Text.
It occurred to me that I could potentially spend more time arguing about whether to watch the show than just watching it. Plus, I hadn't seen my dad this enthusiastic about anything since he and my mom got tickets to see "Dancing with the Stars," so we made a family event out of it. My dad, mom, sister and brother-in-law all gathered on my parents' wraparound sofa with a large bowl of popcorn to watch "JFK: The Smoking Gun."

The voiceover in the introduction told us that the Kennedy assassination had been re-examined by one of Australia's top detectives. When we were introduced to this detective, my first impression was not one of investigative gravitas but that he was wearing a 1970s-era gold chain. The Aussie detective's theory was that Oswald did not fire the final shot that hit Kennedy in the head. Instead, that bullet was accidentally fired from an AR-15 semi-automatic rifle by a Secret Service agent in the car following the presidential limousine.

The detective's first experiment was designed to show that Oswald wasn't firing the right type of bullet. Oswald's gun fired full metal jacket rounds, which are less likely to fragment on impact than hollow-point bullets are. The bullet that hit Kennedy in the head fragmented inside his brain. To prove this round must have been a hollow point, the Australian shot a cantaloupe with both kinds of bullets. Only the hollow point fragmented inside the cantaloupe.

My dad, sitting next to me on the couch, elbowed me at the conclusion of this demonstration. "See? I told you. What do you think about that?" he asked.

"All that proves it that Kennedy's head was harder than a cantaloupe," I countered.

"What? No -- that proves he wasn't shot by one of Oswald's bullets."

I shook my head. "In order to rule out a full metal jacket, they'd need to replicate the conditions of the shot precisely -- the same distance and the same target -- something as hard and thick as a skull. Not a cantaloupe."

My dad wasn't ready to concede the point. "But that makes it more likely the bullet was a hollow point."

"Not really," I replied. The rest of my family passed around the popcorn and watched us, their eyes bouncing back and forth like they were watching a tennis match. My dad and I were falling back into well-worn relationship dynamic: competition.

As we continued watching, the dick from down under drilled a 6 mm hole in an artificial skull, representing the reported size of the entry wound in Kennedy's head. The type of bullet Oswald used was 6.5 mm in diameter, he told us, and therefore too large to have created the smaller entry wound. The detective demonstrated his point by trying to jam a bullet through the hole in the skull. Indeed, it didn't fit.

Data entries:
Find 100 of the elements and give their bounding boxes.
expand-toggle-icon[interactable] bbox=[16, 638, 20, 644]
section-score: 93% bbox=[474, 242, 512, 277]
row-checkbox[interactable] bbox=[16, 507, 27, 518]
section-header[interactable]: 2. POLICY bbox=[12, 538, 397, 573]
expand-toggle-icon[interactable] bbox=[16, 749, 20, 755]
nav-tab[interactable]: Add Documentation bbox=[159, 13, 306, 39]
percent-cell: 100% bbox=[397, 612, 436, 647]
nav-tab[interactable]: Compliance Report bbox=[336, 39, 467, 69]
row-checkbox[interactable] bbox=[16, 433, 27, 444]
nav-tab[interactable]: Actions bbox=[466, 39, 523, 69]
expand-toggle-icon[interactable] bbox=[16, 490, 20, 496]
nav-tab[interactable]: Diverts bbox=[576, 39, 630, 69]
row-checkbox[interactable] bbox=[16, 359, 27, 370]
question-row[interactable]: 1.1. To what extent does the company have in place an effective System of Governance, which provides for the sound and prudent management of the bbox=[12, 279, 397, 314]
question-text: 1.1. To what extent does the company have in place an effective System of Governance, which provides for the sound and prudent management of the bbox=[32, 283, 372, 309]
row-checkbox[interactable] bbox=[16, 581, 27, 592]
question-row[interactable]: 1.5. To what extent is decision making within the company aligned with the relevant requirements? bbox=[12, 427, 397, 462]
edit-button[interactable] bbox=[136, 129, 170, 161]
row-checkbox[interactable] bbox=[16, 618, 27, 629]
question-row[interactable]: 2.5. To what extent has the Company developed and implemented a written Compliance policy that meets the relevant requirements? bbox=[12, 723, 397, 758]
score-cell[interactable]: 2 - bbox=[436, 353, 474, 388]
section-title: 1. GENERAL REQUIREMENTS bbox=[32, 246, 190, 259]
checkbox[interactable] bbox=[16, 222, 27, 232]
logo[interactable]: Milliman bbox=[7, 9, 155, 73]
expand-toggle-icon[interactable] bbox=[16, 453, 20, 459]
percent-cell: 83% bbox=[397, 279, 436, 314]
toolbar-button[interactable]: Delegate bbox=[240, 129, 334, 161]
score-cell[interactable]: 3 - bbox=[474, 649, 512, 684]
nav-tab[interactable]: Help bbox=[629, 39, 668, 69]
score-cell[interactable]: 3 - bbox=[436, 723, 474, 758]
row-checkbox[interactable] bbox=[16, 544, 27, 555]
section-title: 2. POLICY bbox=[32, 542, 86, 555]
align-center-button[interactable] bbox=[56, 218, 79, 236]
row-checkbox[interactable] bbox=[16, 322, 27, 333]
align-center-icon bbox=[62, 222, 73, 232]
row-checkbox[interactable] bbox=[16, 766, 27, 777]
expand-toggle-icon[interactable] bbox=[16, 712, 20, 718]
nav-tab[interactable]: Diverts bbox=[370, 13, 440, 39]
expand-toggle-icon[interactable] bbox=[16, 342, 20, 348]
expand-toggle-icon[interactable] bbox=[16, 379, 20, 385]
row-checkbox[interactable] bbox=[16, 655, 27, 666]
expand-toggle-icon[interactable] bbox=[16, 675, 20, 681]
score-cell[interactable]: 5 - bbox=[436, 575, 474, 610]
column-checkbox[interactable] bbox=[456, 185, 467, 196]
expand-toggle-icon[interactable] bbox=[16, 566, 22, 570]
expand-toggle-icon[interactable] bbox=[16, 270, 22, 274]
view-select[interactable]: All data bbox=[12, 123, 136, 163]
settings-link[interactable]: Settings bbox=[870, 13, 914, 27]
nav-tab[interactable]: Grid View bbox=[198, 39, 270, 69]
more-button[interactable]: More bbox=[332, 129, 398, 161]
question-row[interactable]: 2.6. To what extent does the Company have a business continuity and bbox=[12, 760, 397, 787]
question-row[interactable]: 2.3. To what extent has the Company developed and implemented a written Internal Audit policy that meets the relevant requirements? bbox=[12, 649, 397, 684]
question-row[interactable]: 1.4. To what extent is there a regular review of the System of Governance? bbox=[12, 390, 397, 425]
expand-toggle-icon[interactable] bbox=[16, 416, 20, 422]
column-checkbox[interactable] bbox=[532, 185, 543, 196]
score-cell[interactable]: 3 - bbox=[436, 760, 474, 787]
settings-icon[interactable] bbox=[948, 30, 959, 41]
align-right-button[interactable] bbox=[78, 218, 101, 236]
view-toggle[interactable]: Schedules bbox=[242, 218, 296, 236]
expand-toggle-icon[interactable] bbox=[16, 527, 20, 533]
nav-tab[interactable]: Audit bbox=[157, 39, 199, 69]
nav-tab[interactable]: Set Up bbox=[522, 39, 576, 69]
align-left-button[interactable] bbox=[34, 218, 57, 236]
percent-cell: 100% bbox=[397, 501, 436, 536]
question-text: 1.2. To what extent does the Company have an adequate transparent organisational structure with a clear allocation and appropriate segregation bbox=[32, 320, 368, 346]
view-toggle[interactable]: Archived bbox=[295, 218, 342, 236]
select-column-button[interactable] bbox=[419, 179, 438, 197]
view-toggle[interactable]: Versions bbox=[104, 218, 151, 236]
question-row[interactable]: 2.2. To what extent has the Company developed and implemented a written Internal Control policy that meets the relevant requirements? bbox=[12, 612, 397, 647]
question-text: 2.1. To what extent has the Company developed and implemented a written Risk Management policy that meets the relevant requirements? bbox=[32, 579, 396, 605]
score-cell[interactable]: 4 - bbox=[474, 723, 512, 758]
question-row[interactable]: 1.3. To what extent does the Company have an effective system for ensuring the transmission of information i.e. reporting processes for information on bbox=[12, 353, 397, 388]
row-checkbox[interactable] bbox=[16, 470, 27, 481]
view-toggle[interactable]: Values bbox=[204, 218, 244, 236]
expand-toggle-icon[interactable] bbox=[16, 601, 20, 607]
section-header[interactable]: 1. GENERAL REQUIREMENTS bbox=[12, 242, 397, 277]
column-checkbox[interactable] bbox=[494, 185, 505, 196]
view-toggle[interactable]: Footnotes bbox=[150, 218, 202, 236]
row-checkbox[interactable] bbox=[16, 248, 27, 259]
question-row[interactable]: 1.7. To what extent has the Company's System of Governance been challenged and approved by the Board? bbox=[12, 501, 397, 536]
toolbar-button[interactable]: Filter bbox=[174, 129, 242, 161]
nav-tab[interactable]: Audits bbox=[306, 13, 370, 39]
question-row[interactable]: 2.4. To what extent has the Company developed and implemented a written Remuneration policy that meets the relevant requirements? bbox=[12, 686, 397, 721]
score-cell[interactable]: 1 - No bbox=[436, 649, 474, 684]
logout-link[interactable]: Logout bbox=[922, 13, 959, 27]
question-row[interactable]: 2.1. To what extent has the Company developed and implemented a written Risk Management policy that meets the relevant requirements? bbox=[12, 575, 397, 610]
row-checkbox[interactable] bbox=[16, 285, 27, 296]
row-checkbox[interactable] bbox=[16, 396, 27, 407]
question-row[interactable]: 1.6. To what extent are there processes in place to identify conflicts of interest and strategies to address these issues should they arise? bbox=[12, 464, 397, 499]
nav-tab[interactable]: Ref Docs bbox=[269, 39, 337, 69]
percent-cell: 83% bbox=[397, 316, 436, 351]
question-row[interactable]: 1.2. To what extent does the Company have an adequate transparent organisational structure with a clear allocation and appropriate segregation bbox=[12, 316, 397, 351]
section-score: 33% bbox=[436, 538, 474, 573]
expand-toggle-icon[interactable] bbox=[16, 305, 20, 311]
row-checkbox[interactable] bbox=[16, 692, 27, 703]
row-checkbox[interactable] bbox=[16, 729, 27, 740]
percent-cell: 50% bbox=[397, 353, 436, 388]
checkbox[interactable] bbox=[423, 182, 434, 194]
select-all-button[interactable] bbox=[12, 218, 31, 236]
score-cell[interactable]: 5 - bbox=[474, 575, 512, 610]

Given task.
In the text, which weapon does the Australian detective say fired the final shot that hit Kennedy in the head? The data entries aren't needed here.

Solution to this exercise.
An AR-15 semi-automatic rifle, fired accidentally by a Secret Service agent in the car following the presidential limousine.